• Objective:
For this exercise, repeat all of the material verbatim apart from its images.

** Start Exercise data **

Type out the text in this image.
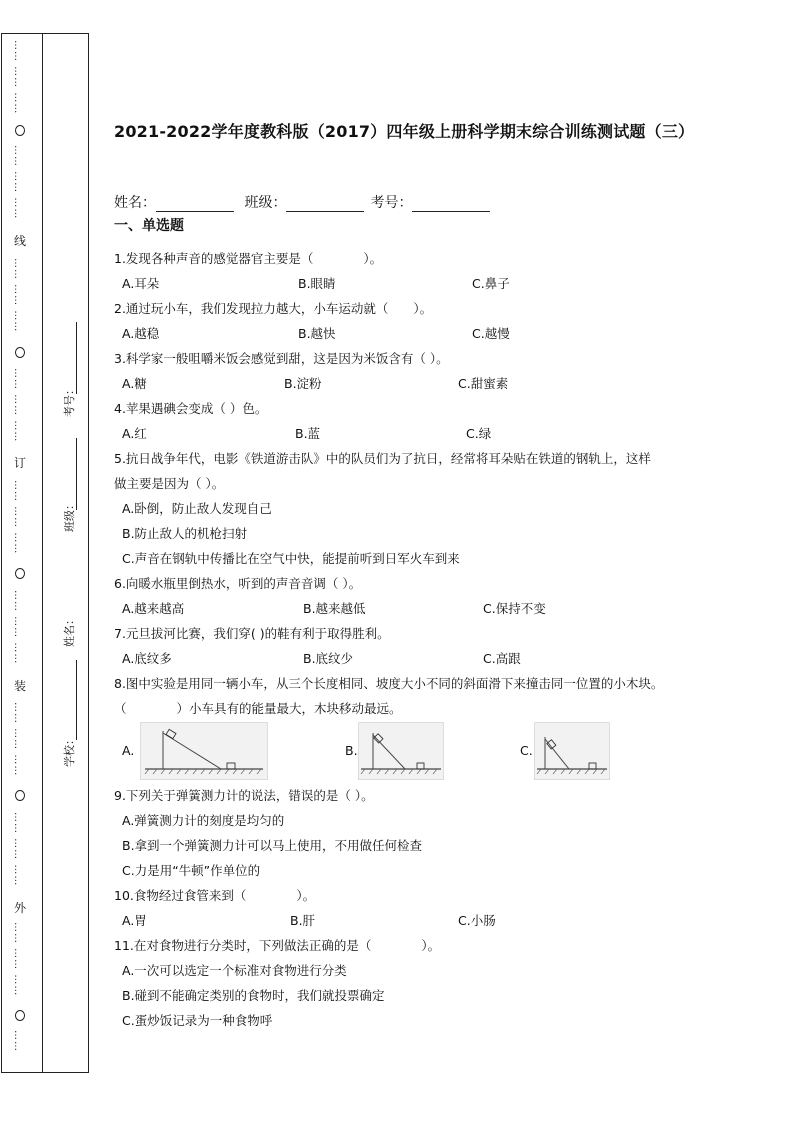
…… …… ……
…… …… ……
线
…… …… ……
…… …… ……
订
…… …… ……
…… …… ……
装
…… …… ……
…… …… ……
外
…… …… ……
……
考号：
班级：
姓名：
学校：
2021-2022学年度教科版（2017）四年级上册科学期末综合训练测试题（三）
姓名：	班级：	考号：
一、单选题
1.发现各种声音的感觉器官主要是（　　　　）。
A.耳朵	B.眼睛	C.鼻子
2.通过玩小车，我们发现拉力越大，小车运动就（　　）。
A.越稳	B.越快	C.越慢
3.科学家一般咀嚼米饭会感觉到甜，这是因为米饭含有（ ）。
A.糖	B.淀粉	C.甜蜜素
4.苹果遇碘会变成（ ）色。
A.红	B.蓝	C.绿
5.抗日战争年代，电影《铁道游击队》中的队员们为了抗日，经常将耳朵贴在铁道的钢轨上，这样
做主要是因为（ ）。
A.卧倒，防止敌人发现自己
B.防止敌人的机枪扫射
C.声音在钢轨中传播比在空气中快，能提前听到日军火车到来
6.向暖水瓶里倒热水，听到的声音音调（ ）。
A.越来越高	B.越来越低	C.保持不变
7.元旦拔河比赛，我们穿( )的鞋有利于取得胜利。
A.底纹多	B.底纹少	C.高跟
8.图中实验是用同一辆小车，从三个长度相同、坡度大小不同的斜面滑下来撞击同一位置的小木块。
（　　　　）小车具有的能量最大，木块移动最远。
A.	B.	C.
9.下列关于弹簧测力计的说法，错误的是（ ）。
A.弹簧测力计的刻度是均匀的
B.拿到一个弹簧测力计可以马上使用，不用做任何检查
C.力是用“牛顿”作单位的
10.食物经过食管来到（　　　　）。
A.胃	B.肝	C.小肠
11.在对食物进行分类时，下列做法正确的是（　　　　）。
A.一次可以选定一个标准对食物进行分类
B.碰到不能确定类别的食物时，我们就投票确定
C.蛋炒饭记录为一种食物呼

** End Exercise data **

• Solution for this task:
Type out the text in this image.
…… …… ……
…… …… ……
线
…… …… ……
…… …… ……
订
…… …… ……
…… …… ……
装
…… …… ……
…… …… ……
外
…… …… ……
……
考号：
班级：
姓名：
学校：
2021-2022学年度教科版（2017）四年级上册科学期末综合训练测试题（三）
姓名：	班级：	考号：
一、单选题
1.发现各种声音的感觉器官主要是（　　　　）。
A.耳朵	B.眼睛	C.鼻子
2.通过玩小车，我们发现拉力越大，小车运动就（　　）。
A.越稳	B.越快	C.越慢
3.科学家一般咀嚼米饭会感觉到甜，这是因为米饭含有（ ）。
A.糖	B.淀粉	C.甜蜜素
4.苹果遇碘会变成（ ）色。
A.红	B.蓝	C.绿
5.抗日战争年代，电影《铁道游击队》中的队员们为了抗日，经常将耳朵贴在铁道的钢轨上，这样
做主要是因为（ ）。
A.卧倒，防止敌人发现自己
B.防止敌人的机枪扫射
C.声音在钢轨中传播比在空气中快，能提前听到日军火车到来
6.向暖水瓶里倒热水，听到的声音音调（ ）。
A.越来越高	B.越来越低	C.保持不变
7.元旦拔河比赛，我们穿( )的鞋有利于取得胜利。
A.底纹多	B.底纹少	C.高跟
8.图中实验是用同一辆小车，从三个长度相同、坡度大小不同的斜面滑下来撞击同一位置的小木块。
（　　　　）小车具有的能量最大，木块移动最远。
A.	B.	C.
9.下列关于弹簧测力计的说法，错误的是（ ）。
A.弹簧测力计的刻度是均匀的
B.拿到一个弹簧测力计可以马上使用，不用做任何检查
C.力是用“牛顿”作单位的
10.食物经过食管来到（　　　　）。
A.胃	B.肝	C.小肠
11.在对食物进行分类时，下列做法正确的是（　　　　）。
A.一次可以选定一个标准对食物进行分类
B.碰到不能确定类别的食物时，我们就投票确定
C.蛋炒饭记录为一种食物呼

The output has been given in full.